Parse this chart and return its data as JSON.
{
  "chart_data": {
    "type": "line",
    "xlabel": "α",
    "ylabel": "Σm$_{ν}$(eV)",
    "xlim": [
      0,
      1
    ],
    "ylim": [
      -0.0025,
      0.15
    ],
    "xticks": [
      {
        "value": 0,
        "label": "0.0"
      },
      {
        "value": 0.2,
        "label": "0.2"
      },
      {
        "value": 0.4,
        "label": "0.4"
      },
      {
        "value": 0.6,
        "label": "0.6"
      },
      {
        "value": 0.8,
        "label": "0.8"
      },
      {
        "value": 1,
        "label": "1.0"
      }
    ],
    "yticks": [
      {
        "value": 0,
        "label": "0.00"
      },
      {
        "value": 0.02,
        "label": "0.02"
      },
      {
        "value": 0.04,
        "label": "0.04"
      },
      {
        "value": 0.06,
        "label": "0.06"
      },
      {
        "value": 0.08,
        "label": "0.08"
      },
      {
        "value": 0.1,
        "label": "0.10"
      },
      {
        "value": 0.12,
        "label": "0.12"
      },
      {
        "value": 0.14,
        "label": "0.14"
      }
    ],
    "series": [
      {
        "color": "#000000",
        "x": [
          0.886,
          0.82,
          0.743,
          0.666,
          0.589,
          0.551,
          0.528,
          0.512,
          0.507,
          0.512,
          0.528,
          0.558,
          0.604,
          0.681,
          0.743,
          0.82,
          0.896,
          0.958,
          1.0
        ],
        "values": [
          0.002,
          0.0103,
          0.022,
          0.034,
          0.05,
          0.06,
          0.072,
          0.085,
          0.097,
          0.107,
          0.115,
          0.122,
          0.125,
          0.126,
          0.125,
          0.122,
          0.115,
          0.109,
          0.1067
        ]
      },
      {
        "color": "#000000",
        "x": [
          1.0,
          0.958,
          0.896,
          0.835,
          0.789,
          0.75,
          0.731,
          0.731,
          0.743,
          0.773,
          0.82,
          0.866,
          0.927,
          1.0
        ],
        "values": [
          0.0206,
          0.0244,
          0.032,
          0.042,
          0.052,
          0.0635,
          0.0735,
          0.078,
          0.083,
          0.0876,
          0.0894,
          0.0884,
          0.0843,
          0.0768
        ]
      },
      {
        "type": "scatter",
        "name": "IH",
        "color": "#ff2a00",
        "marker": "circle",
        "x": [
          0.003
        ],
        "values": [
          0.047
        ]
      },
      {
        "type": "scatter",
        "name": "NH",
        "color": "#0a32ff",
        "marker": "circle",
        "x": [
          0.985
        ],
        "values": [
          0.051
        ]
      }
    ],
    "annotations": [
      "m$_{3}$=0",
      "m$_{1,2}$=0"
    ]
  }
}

□ □ □ □

The task
Print all of the entries exactly as they are written.

Reply to the exercise
Parse this chart and return its data as JSON.
{
  "chart_data": {
    "type": "line",
    "xlabel": "α",
    "ylabel": "Σm$_{ν}$(eV)",
    "xlim": [
      0,
      1
    ],
    "ylim": [
      -0.0025,
      0.15
    ],
    "xticks": [
      {
        "value": 0,
        "label": "0.0"
      },
      {
        "value": 0.2,
        "label": "0.2"
      },
      {
        "value": 0.4,
        "label": "0.4"
      },
      {
        "value": 0.6,
        "label": "0.6"
      },
      {
        "value": 0.8,
        "label": "0.8"
      },
      {
        "value": 1,
        "label": "1.0"
      }
    ],
    "yticks": [
      {
        "value": 0,
        "label": "0.00"
      },
      {
        "value": 0.02,
        "label": "0.02"
      },
      {
        "value": 0.04,
        "label": "0.04"
      },
      {
        "value": 0.06,
        "label": "0.06"
      },
      {
        "value": 0.08,
        "label": "0.08"
      },
      {
        "value": 0.1,
        "label": "0.10"
      },
      {
        "value": 0.12,
        "label": "0.12"
      },
      {
        "value": 0.14,
        "label": "0.14"
      }
    ],
    "series": [
      {
        "color": "#000000",
        "x": [
          0.886,
          0.82,
          0.743,
          0.666,
          0.589,
          0.551,
          0.528,
          0.512,
          0.507,
          0.512,
          0.528,
          0.558,
          0.604,
          0.681,
          0.743,
          0.82,
          0.896,
          0.958,
          1.0
        ],
        "values": [
          0.002,
          0.0103,
          0.022,
          0.034,
          0.05,
          0.06,
          0.072,
          0.085,
          0.097,
          0.107,
          0.115,
          0.122,
          0.125,
          0.126,
          0.125,
          0.122,
          0.115,
          0.109,
          0.1067
        ]
      },
      {
        "color": "#000000",
        "x": [
          1.0,
          0.958,
          0.896,
          0.835,
          0.789,
          0.75,
          0.731,
          0.731,
          0.743,
          0.773,
          0.82,
          0.866,
          0.927,
          1.0
        ],
        "values": [
          0.0206,
          0.0244,
          0.032,
          0.042,
          0.052,
          0.0635,
          0.0735,
          0.078,
          0.083,
          0.0876,
          0.0894,
          0.0884,
          0.0843,
          0.0768
        ]
      },
      {
        "type": "scatter",
        "name": "IH",
        "color": "#ff2a00",
        "marker": "circle",
        "x": [
          0.003
        ],
        "values": [
          0.047
        ]
      },
      {
        "type": "scatter",
        "name": "NH",
        "color": "#0a32ff",
        "marker": "circle",
        "x": [
          0.985
        ],
        "values": [
          0.051
        ]
      }
    ],
    "annotations": [
      "m$_{3}$=0",
      "m$_{1,2}$=0"
    ]
  }
}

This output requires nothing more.